> [Set task]
Format the lines from the start of the items through the line containing "chart-x-tick-label: 2838272335526 —", inclusive, as a Markdown table with the columns No. and Line, where No. numbers each row. Leave out any blank lines.

Data entries:

## Start

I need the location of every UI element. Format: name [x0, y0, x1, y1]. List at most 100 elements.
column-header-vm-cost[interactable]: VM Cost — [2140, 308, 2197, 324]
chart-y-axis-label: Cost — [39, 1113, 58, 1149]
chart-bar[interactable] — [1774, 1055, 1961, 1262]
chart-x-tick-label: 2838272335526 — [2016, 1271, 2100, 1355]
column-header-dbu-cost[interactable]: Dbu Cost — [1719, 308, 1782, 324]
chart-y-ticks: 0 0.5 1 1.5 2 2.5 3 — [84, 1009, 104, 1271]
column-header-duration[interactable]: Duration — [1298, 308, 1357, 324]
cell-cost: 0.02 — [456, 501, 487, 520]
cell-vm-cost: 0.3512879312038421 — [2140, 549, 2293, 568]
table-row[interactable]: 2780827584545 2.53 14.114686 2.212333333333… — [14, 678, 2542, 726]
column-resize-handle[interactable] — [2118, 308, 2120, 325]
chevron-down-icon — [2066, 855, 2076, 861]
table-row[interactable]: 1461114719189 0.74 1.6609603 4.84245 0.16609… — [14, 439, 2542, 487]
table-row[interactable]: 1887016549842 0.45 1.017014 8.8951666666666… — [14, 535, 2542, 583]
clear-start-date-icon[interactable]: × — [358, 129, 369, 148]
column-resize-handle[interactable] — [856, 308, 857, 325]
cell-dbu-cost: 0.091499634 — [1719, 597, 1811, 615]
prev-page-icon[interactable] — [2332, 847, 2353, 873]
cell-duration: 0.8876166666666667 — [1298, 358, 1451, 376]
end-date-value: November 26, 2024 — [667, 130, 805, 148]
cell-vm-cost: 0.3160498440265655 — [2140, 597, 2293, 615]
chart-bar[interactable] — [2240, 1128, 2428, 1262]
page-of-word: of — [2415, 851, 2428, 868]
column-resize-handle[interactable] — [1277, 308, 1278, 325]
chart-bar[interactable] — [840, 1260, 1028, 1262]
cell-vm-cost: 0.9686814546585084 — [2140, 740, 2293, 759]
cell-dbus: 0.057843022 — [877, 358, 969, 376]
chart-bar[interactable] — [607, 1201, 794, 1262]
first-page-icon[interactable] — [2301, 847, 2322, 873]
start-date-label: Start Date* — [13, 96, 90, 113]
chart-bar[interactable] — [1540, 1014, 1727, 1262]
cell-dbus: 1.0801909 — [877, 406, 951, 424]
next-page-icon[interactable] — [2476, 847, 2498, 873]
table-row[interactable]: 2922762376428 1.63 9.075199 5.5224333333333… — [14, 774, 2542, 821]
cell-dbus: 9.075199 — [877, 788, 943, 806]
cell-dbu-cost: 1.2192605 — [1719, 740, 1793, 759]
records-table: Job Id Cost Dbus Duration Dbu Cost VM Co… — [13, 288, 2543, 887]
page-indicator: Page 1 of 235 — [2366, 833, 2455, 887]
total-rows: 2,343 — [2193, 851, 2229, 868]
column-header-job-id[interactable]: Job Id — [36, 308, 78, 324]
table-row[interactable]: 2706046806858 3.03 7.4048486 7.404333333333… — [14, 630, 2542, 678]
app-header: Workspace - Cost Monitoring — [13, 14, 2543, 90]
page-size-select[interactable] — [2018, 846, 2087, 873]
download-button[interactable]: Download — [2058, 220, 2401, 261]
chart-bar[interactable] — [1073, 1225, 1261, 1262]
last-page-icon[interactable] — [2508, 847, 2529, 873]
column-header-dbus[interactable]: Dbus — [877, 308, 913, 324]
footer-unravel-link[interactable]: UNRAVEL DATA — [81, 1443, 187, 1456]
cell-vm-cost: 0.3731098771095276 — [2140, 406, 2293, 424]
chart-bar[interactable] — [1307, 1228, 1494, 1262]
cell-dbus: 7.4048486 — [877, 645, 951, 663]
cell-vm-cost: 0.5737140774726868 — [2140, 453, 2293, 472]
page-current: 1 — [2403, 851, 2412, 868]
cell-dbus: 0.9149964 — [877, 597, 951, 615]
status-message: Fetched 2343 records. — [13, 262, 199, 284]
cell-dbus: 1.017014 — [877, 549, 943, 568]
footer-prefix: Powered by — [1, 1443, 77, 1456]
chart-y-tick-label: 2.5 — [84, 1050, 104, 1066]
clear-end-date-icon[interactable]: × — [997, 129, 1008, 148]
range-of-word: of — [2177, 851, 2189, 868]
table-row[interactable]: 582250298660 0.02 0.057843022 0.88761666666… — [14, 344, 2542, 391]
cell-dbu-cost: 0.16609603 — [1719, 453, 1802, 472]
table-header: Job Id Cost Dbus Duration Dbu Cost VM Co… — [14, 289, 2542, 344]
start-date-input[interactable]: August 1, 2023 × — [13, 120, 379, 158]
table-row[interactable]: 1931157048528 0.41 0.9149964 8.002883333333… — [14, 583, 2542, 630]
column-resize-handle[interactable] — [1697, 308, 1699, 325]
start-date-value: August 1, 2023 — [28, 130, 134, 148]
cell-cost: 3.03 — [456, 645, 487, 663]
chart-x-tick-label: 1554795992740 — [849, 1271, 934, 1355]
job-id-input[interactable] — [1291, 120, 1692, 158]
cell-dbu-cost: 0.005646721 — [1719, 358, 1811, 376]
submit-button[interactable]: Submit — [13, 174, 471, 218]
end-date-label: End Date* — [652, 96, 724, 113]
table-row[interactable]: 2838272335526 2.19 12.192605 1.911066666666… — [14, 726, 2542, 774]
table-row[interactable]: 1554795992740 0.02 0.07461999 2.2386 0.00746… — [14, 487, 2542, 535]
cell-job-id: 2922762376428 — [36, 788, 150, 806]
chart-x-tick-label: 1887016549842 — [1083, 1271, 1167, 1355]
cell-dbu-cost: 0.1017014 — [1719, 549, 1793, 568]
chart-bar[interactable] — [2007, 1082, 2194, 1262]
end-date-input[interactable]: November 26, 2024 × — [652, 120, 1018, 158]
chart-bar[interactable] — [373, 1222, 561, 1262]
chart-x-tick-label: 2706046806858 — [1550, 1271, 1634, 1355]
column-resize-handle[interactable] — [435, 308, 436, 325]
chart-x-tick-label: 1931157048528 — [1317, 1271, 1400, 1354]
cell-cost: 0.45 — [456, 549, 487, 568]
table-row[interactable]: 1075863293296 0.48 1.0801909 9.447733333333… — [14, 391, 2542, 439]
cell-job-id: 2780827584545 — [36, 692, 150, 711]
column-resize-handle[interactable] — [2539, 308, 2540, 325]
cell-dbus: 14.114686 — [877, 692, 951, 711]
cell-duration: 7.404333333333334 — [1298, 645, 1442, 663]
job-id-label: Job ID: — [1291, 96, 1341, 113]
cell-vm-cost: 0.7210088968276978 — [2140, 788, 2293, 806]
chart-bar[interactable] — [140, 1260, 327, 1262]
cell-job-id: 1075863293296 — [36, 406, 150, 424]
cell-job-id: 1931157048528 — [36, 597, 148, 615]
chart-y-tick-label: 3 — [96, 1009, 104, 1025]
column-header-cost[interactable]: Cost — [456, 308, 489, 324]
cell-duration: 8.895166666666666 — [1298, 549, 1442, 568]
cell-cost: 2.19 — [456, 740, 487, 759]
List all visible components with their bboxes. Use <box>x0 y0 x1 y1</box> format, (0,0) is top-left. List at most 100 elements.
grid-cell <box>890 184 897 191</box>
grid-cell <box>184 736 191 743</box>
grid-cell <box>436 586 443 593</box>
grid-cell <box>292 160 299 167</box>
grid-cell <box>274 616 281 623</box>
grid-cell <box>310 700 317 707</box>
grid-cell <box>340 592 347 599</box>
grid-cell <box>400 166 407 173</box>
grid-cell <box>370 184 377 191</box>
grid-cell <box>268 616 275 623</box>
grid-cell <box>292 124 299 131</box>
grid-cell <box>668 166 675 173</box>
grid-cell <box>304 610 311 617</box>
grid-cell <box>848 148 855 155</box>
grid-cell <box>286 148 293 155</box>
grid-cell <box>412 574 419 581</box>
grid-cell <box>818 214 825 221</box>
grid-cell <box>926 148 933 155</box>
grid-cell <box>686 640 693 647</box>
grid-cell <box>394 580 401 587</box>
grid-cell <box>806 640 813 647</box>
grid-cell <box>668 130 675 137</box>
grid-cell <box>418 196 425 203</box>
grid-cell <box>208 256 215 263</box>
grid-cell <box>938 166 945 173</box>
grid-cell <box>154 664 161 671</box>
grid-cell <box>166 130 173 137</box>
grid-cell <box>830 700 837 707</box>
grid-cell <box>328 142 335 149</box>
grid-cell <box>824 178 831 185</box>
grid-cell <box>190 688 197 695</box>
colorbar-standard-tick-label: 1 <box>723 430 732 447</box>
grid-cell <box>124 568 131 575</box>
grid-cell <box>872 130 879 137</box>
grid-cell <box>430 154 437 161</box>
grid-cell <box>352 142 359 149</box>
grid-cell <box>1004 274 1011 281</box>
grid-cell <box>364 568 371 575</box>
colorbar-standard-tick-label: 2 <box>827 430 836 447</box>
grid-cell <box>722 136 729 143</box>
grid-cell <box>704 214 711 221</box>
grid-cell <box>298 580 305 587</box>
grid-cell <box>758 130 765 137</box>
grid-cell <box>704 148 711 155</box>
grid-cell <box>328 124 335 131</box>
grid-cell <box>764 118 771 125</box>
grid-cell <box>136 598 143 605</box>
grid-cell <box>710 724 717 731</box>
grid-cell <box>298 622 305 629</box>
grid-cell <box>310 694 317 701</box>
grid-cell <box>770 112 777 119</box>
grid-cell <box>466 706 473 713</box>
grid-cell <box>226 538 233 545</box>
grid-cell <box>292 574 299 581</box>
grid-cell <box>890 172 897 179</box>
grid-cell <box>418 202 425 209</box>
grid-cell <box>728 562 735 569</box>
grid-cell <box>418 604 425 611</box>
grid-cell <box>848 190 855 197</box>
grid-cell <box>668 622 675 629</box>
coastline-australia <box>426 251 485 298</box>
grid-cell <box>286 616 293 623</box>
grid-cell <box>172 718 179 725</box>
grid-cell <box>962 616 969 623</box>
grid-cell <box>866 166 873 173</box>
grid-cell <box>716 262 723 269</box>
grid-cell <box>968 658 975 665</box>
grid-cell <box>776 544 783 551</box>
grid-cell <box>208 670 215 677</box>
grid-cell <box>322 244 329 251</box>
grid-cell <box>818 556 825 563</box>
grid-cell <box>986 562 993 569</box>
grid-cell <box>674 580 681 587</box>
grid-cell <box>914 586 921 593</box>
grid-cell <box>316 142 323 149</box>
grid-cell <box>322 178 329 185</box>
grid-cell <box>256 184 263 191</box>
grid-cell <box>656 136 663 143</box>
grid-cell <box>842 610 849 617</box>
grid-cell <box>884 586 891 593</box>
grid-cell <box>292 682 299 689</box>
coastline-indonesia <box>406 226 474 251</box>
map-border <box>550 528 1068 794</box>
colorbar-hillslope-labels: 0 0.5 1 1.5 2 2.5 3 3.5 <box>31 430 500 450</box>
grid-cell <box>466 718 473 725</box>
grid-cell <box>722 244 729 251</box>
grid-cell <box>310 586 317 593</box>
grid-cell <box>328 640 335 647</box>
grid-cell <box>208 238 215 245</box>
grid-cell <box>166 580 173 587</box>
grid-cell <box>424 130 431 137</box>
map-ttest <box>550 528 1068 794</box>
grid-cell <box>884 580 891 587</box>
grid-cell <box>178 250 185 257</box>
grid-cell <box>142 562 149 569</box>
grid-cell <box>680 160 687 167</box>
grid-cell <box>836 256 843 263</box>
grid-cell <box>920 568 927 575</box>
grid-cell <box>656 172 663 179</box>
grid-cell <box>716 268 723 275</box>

## End

> [Result]
| No. | Line |
|---|---|
| 1 | I need the location of every UI element. Format: name [x0, y0, x1, y1]. List at most 100 elements. |
| 2 | column-header-vm-cost[interactable]: VM Cost — [2140, 308, 2197, 324] |
| 3 | chart-y-axis-label: Cost — [39, 1113, 58, 1149] |
| 4 | chart-bar[interactable] — [1774, 1055, 1961, 1262] |
| 5 | chart-x-tick-label: 2838272335526 — [2016, 1271, 2100, 1355] |